## INSTRUCTIONS FOR THE TASK
Determine how many lines in the entries below contain "Joao", and output that number alone.

════════════════

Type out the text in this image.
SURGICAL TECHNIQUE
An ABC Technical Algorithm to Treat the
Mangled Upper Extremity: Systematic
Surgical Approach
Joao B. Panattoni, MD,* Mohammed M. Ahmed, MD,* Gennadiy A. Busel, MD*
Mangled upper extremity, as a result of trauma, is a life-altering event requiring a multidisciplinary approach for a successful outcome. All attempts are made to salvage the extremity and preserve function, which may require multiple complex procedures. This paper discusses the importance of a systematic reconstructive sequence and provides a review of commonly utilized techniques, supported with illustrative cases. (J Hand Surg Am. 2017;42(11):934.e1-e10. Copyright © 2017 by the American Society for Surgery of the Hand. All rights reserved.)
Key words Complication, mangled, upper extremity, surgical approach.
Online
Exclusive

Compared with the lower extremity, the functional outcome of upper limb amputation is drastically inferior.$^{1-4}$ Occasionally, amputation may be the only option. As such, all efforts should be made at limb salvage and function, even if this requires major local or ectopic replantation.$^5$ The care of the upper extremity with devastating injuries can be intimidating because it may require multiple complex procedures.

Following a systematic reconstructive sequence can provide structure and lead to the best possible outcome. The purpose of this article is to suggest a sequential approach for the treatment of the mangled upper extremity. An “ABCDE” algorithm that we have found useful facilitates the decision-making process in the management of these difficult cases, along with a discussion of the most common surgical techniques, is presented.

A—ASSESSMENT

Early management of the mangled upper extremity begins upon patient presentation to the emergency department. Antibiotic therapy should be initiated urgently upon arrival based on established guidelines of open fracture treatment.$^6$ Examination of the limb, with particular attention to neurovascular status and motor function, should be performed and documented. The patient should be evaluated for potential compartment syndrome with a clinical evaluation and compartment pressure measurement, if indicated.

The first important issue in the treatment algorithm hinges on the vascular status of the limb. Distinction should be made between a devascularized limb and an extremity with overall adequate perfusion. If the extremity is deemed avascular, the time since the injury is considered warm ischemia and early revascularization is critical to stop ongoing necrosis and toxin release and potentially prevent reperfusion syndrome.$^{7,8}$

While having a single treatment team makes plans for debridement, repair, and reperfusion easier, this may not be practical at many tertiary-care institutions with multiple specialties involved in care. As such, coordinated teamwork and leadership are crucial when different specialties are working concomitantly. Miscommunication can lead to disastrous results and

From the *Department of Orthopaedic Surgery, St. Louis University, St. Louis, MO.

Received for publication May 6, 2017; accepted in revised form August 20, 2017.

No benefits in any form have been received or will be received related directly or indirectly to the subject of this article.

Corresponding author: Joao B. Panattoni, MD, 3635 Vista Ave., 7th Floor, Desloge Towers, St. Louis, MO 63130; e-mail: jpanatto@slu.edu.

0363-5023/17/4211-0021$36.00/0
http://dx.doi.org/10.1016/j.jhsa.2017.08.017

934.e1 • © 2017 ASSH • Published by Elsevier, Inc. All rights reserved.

════════════════

## SOLUTION TO THIS TASK
2